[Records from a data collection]
- - -

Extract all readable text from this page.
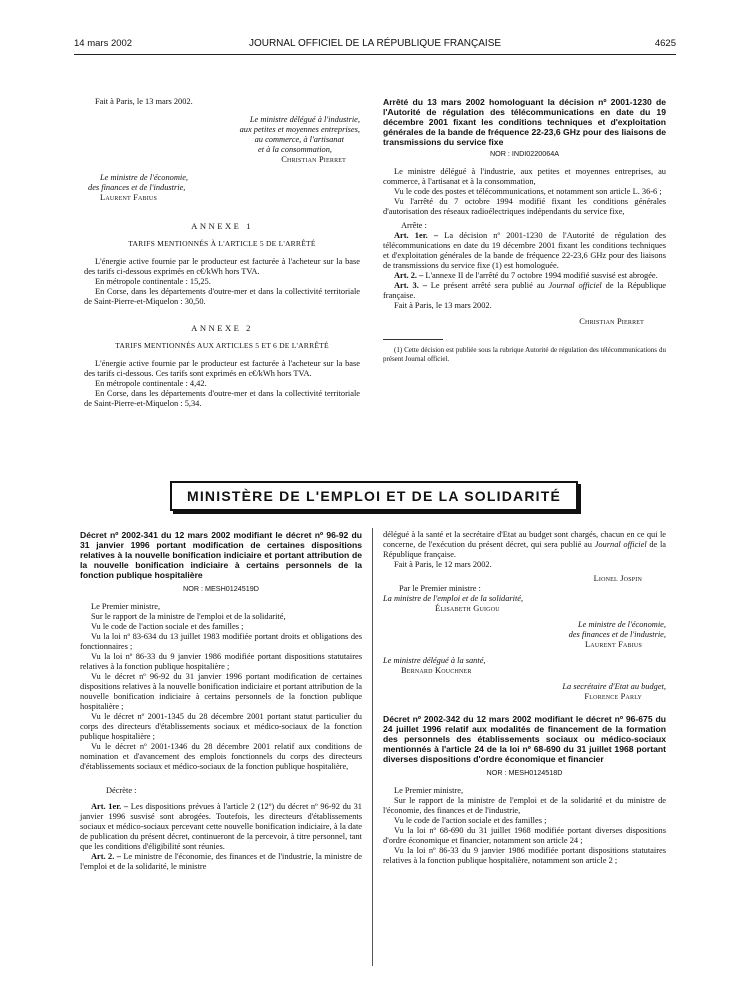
14 mars 2002	JOURNAL OFFICIEL DE LA RÉPUBLIQUE FRANÇAISE	4625

Fait à Paris, le 13 mars 2002.

Le ministre délégué à l'industrie,
aux petites et moyennes entreprises,
au commerce, à l'artisanat
et à la consommation,
Christian Pierret
Le ministre de l'économie,
des finances et de l'industrie,
Laurent Fabius
ANNEXE 1
TARIFS MENTIONNÉS À L'ARTICLE 5 DE L'ARRÊTÉ

L'énergie active fournie par le producteur est facturée à l'acheteur sur la base des tarifs ci-dessous exprimés en c€/kWh hors TVA.

En métropole continentale : 15,25.

En Corse, dans les départements d'outre-mer et dans la collectivité territoriale de Saint-Pierre-et-Miquelon : 30,50.

ANNEXE 2
TARIFS MENTIONNÉS AUX ARTICLES 5 ET 6 DE L'ARRÊTÉ

L'énergie active fournie par le producteur est facturée à l'acheteur sur la base des tarifs ci-dessous. Ces tarifs sont exprimés en c€/kWh hors TVA.

En métropole continentale : 4,42.

En Corse, dans les départements d'outre-mer et dans la collectivité territoriale de Saint-Pierre-et-Miquelon : 5,34.

Arrêté du 13 mars 2002 homologuant la décision nº 2001-1230 de l'Autorité de régulation des télécommunications en date du 19 décembre 2001 fixant les conditions techniques et d'exploitation générales de la bande de fréquence 22-23,6 GHz pour des liaisons de transmissions du service fixe

NOR : INDI0220064A

Le ministre délégué à l'industrie, aux petites et moyennes entreprises, au commerce, à l'artisanat et à la consommation,

Vu le code des postes et télécommunications, et notamment son article L. 36-6 ;

Vu l'arrêté du 7 octobre 1994 modifié fixant les conditions générales d'autorisation des réseaux radioélectriques indépendants du service fixe,

Arrête :

Art. 1er. – La décision nº 2001-1230 de l'Autorité de régulation des télécommunications en date du 19 décembre 2001 fixant les conditions techniques et d'exploitation générales de la bande de fréquence 22-23,6 GHz pour des liaisons de transmissions du service fixe (1) est homologuée.

Art. 2. – L'annexe II de l'arrêté du 7 octobre 1994 modifié susvisé est abrogée.

Art. 3. – Le présent arrêté sera publié au Journal officiel de la République française.

Fait à Paris, le 13 mars 2002.

Christian Pierret

(1) Cette décision est publiée sous la rubrique Autorité de régulation des télécommunications du présent Journal officiel.

MINISTÈRE DE L'EMPLOI ET DE LA SOLIDARITÉ

Décret nº 2002-341 du 12 mars 2002 modifiant le décret nº 96-92 du 31 janvier 1996 portant modification de certaines dispositions relatives à la nouvelle bonification indiciaire et portant attribution de la nouvelle bonification indiciaire à certains personnels de la fonction publique hospitalière

NOR : MESH0124519D

Le Premier ministre,

Sur le rapport de la ministre de l'emploi et de la solidarité,

Vu le code de l'action sociale et des familles ;

Vu la loi nº 83-634 du 13 juillet 1983 modifiée portant droits et obligations des fonctionnaires ;

Vu la loi nº 86-33 du 9 janvier 1986 modifiée portant dispositions statutaires relatives à la fonction publique hospitalière ;

Vu le décret nº 96-92 du 31 janvier 1996 portant modification de certaines dispositions relatives à la nouvelle bonification indiciaire et portant attribution de la nouvelle bonification indiciaire à certains personnels de la fonction publique hospitalière ;

Vu le décret nº 2001-1345 du 28 décembre 2001 portant statut particulier du corps des directeurs d'établissements sociaux et médico-sociaux de la fonction publique hospitalière ;

Vu le décret nº 2001-1346 du 28 décembre 2001 relatif aux conditions de nomination et d'avancement des emplois fonctionnels du corps des directeurs d'établissements sociaux et médico-sociaux de la fonction publique hospitalière,

Décrète :

Art. 1er. – Les dispositions prévues à l'article 2 (12º) du décret nº 96-92 du 31 janvier 1996 susvisé sont abrogées. Toutefois, les directeurs d'établissements sociaux et médico-sociaux percevant cette nouvelle bonification indiciaire, à la date de publication du présent décret, continueront de la percevoir, à titre personnel, tant que les conditions d'éligibilité sont réunies.

Art. 2. – Le ministre de l'économie, des finances et de l'industrie, la ministre de l'emploi et de la solidarité, le ministre

délégué à la santé et la secrétaire d'Etat au budget sont chargés, chacun en ce qui le concerne, de l'exécution du présent décret, qui sera publié au Journal officiel de la République française.

Fait à Paris, le 12 mars 2002.

Lionel Jospin

Par le Premier ministre :

La ministre de l'emploi et de la solidarité,

Élisabeth Guigou

Le ministre de l'économie,
des finances et de l'industrie,

Laurent Fabius

Le ministre délégué à la santé,

Bernard Kouchner

La secrétaire d'Etat au budget,

Florence Parly

Décret nº 2002-342 du 12 mars 2002 modifiant le décret nº 96-675 du 24 juillet 1996 relatif aux modalités de financement de la formation des personnels des établissements sociaux ou médico-sociaux mentionnés à l'article 24 de la loi nº 68-690 du 31 juillet 1968 portant diverses dispositions d'ordre économique et financier

NOR : MESH0124518D

Le Premier ministre,

Sur le rapport de la ministre de l'emploi et de la solidarité et du ministre de l'économie, des finances et de l'industrie,

Vu le code de l'action sociale et des familles ;

Vu la loi nº 68-690 du 31 juillet 1968 modifiée portant diverses dispositions d'ordre économique et financier, notamment son article 24 ;

Vu la loi nº 86-33 du 9 janvier 1986 modifiée portant dispositions statutaires relatives à la fonction publique hospitalière, notamment son article 2 ;
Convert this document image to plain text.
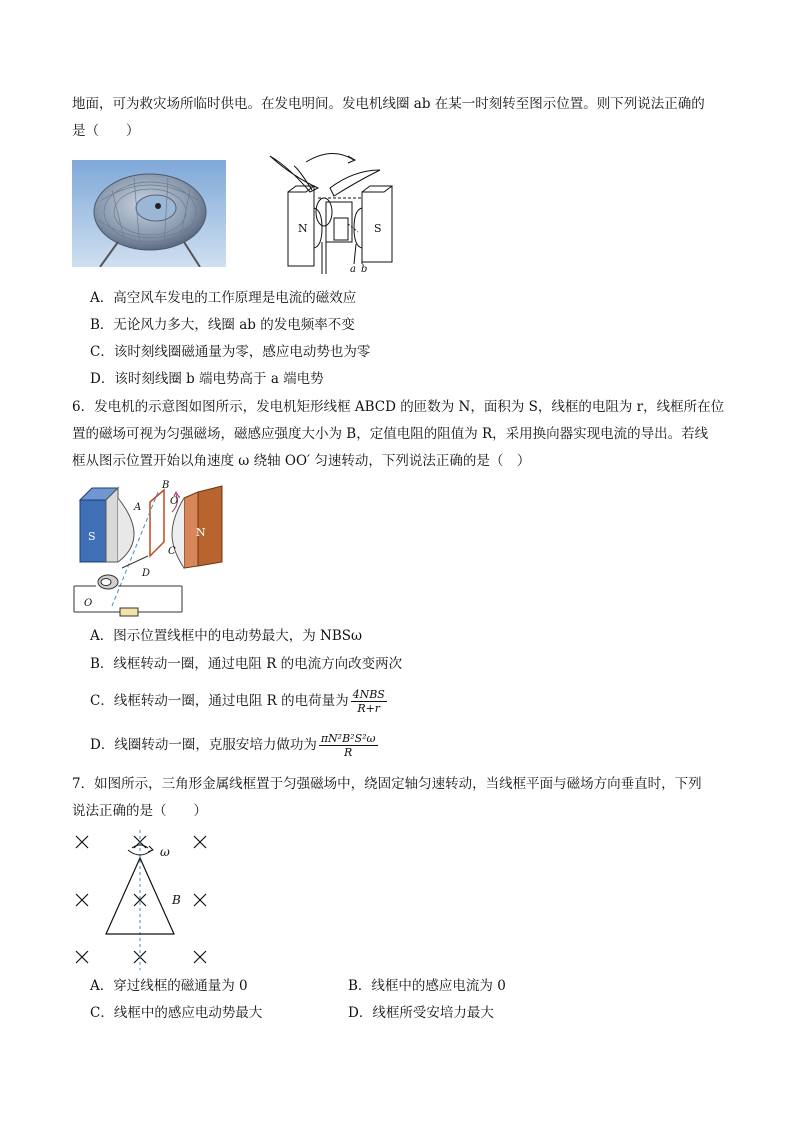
地面，可为救灾场所临时供电。在发电明间。发电机线圈 ab 在某一时刻转至图示位置。则下列说法正确的
是（　　）
N	S
a b
A．高空风车发电的工作原理是电流的磁效应
B．无论风力多大，线圈 ab 的发电频率不变
C．该时刻线圈磁通量为零，感应电动势也为零
D．该时刻线圈 b 端电势高于 a 端电势
6．发电机的示意图如图所示，发电机矩形线框 ABCD 的匝数为 N，面积为 S，线框的电阻为 r，线框所在位
置的磁场可视为匀强磁场，磁感应强度大小为 B，定值电阻的阻值为 R，采用换向器实现电流的导出。若线
框从图示位置开始以角速度 ω 绕轴 OO′ 匀速转动，下列说法正确的是（　）
S	N
A
B
C
D
O′
O
A．图示位置线框中的电动势最大，为 NBSω
B．线框转动一圈，通过电阻 R 的电流方向改变两次
C．线框转动一圈，通过电阻 R 的电荷量为 $\frac{\text{4NBS}}{R+r}$
D．线圈转动一圈，克服安培力做功为 $\frac{\text{πN²B²S²ω}}{R}$
7．如图所示，三角形金属线框置于匀强磁场中，绕固定轴匀速转动，当线框平面与磁场方向垂直时，下列
说法正确的是（　　）
ω
B
A．穿过线框的磁通量为 0	B．线框中的感应电流为 0
C．线框中的感应电动势最大	D．线框所受安培力最大
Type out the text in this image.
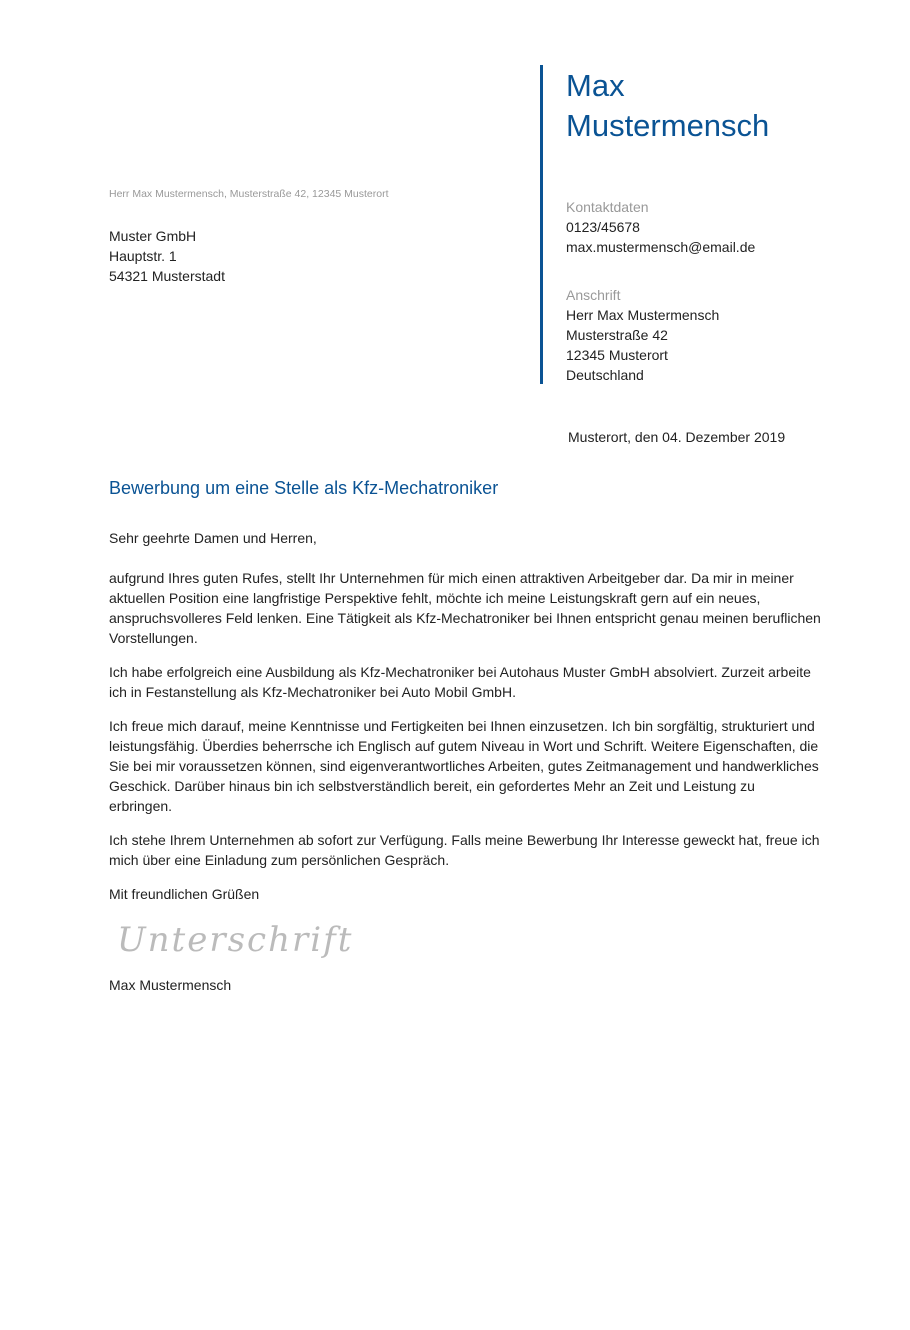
Max
Mustermensch
Kontaktdaten
0123/45678
max.mustermensch@email.de
Anschrift
Herr Max Mustermensch
Musterstraße 42
12345 Musterort
Deutschland
Herr Max Mustermensch, Musterstraße 42, 12345 Musterort
Muster GmbH
Hauptstr. 1
54321 Musterstadt
Musterort, den 04. Dezember 2019
Bewerbung um eine Stelle als Kfz-Mechatroniker

Sehr geehrte Damen und Herren,

aufgrund Ihres guten Rufes, stellt Ihr Unternehmen für mich einen attraktiven Arbeitgeber dar. Da mir in meiner aktuellen Position eine langfristige Perspektive fehlt, möchte ich meine Leistungskraft gern auf ein neues, anspruchsvolleres Feld lenken. Eine Tätigkeit als Kfz-Mechatroniker bei Ihnen entspricht genau meinen beruflichen Vorstellungen.

Ich habe erfolgreich eine Ausbildung als Kfz-Mechatroniker bei Autohaus Muster GmbH absolviert. Zurzeit arbeite ich in Festanstellung als Kfz-Mechatroniker bei Auto Mobil GmbH.

Ich freue mich darauf, meine Kenntnisse und Fertigkeiten bei Ihnen einzusetzen. Ich bin sorgfältig, strukturiert und leistungsfähig. Überdies beherrsche ich Englisch auf gutem Niveau in Wort und Schrift. Weitere Eigenschaften, die Sie bei mir voraussetzen können, sind eigenverantwortliches Arbeiten, gutes Zeitmanagement und handwerkliches Geschick. Darüber hinaus bin ich selbstverständlich bereit, ein gefordertes Mehr an Zeit und Leistung zu erbringen.

Ich stehe Ihrem Unternehmen ab sofort zur Verfügung. Falls meine Bewerbung Ihr Interesse geweckt hat, freue ich mich über eine Einladung zum persönlichen Gespräch.

Mit freundlichen Grüßen

Unterschrift
Max Mustermensch
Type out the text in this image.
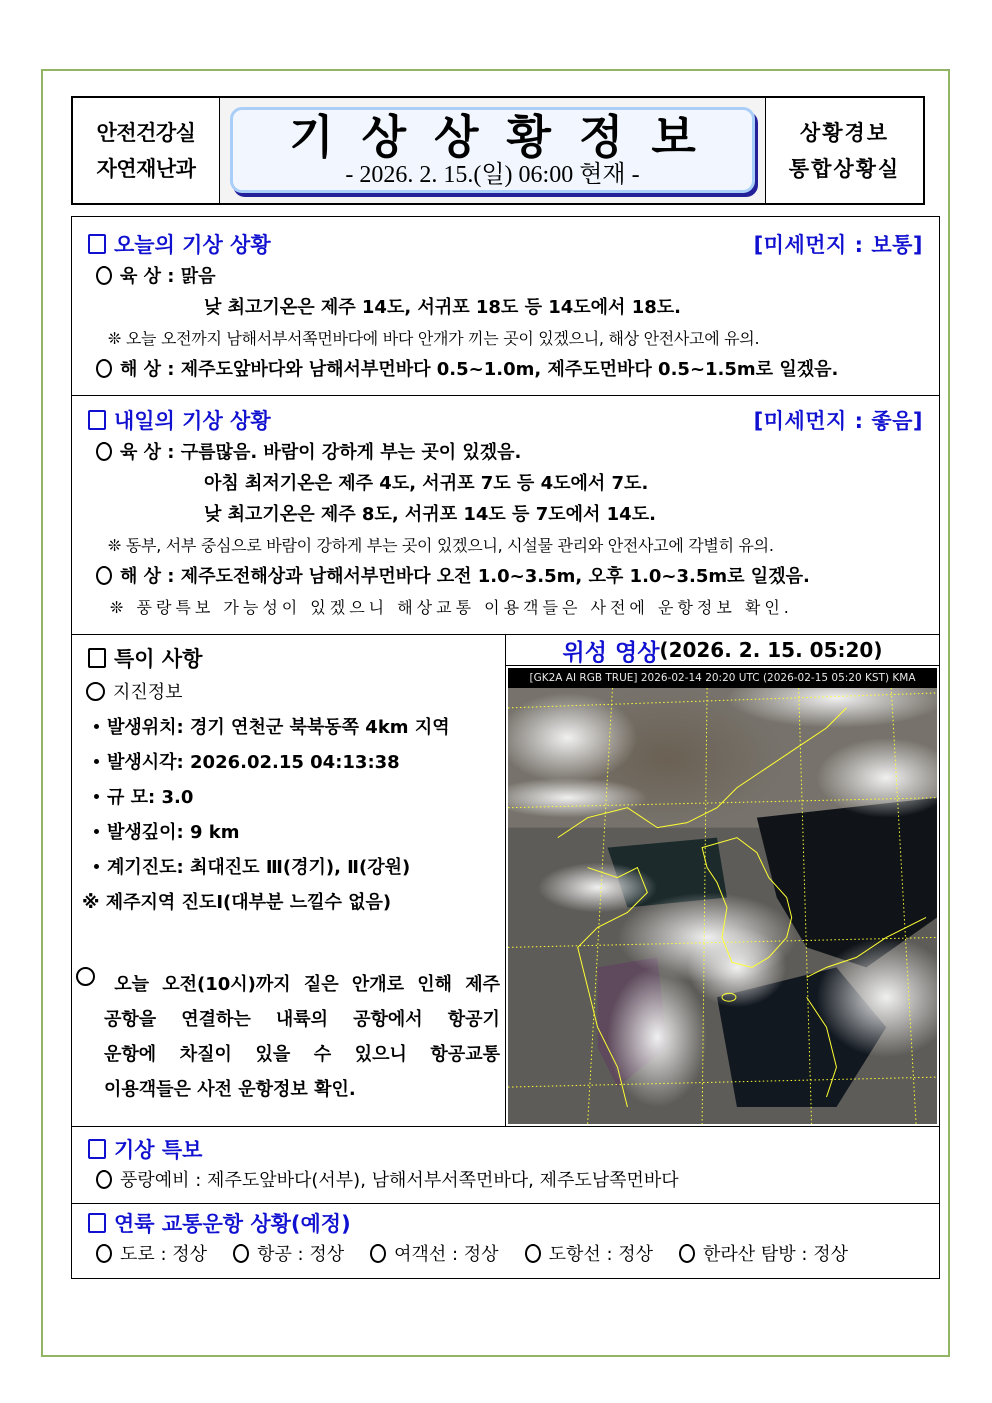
안전건강실
자연재난과
기상상황정보
- 2026. 2. 15.(일) 06:00 현재 -
상황경보
통합상황실
오늘의 기상 상황	[미세먼지 : 보통]
육 상 : 맑음
낮 최고기온은 제주 14도, 서귀포 18도 등 14도에서 18도.
❊ 오늘 오전까지 남해서부서쪽먼바다에 바다 안개가 끼는 곳이 있겠으니, 해상 안전사고에 유의.
해 상 : 제주도앞바다와 남해서부먼바다 0.5~1.0m, 제주도먼바다 0.5~1.5m로 일겠음.
내일의 기상 상황	[미세먼지 : 좋음]
육 상 : 구름많음. 바람이 강하게 부는 곳이 있겠음.
아침 최저기온은 제주 4도, 서귀포 7도 등 4도에서 7도.
낮 최고기온은 제주 8도, 서귀포 14도 등 7도에서 14도.
❊ 동부, 서부 중심으로 바람이 강하게 부는 곳이 있겠으니, 시설물 관리와 안전사고에 각별히 유의.
해 상 : 제주도전해상과 남해서부먼바다 오전 1.0~3.5m, 오후 1.0~3.5m로 일겠음.
❊ 풍랑특보 가능성이 있겠으니 해상교통 이용객들은 사전에 운항정보 확인.
특이 사항
지진정보
발생위치: 경기 연천군 북북동쪽 4km 지역
발생시각: 2026.02.15 04:13:38
규 모: 3.0
발생깊이: 9 km
계기진도: 최대진도 Ⅲ(경기), Ⅱ(강원)
※ 제주지역 진도Ⅰ(대부분 느낄수 없음)
오늘 오전(10시)까지 짙은 안개로 인해 제주
공항을 연결하는 내륙의 공항에서 항공기
운항에 차질이 있을 수 있으니 항공교통
이용객들은 사전 운항정보 확인.
위성 영상 (2026. 2. 15. 05:20)
[GK2A AI RGB TRUE] 2026-02-14 20:20 UTC (2026-02-15 05:20 KST) KMA
기상 특보
풍랑예비 : 제주도앞바다(서부), 남해서부서쪽먼바다, 제주도남쪽먼바다
연륙 교통운항 상황(예정)
도로 : 정상	항공 : 정상	여객선 : 정상	도항선 : 정상	한라산 탐방 : 정상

- - -

■ **What you are asked to do**: Which lines above contain the word "Musterstraße"? Copy each of them.

■ **Final result**:
Musterstraße 42
Herr Max Mustermensch, Musterstraße 42, 12345 Musterort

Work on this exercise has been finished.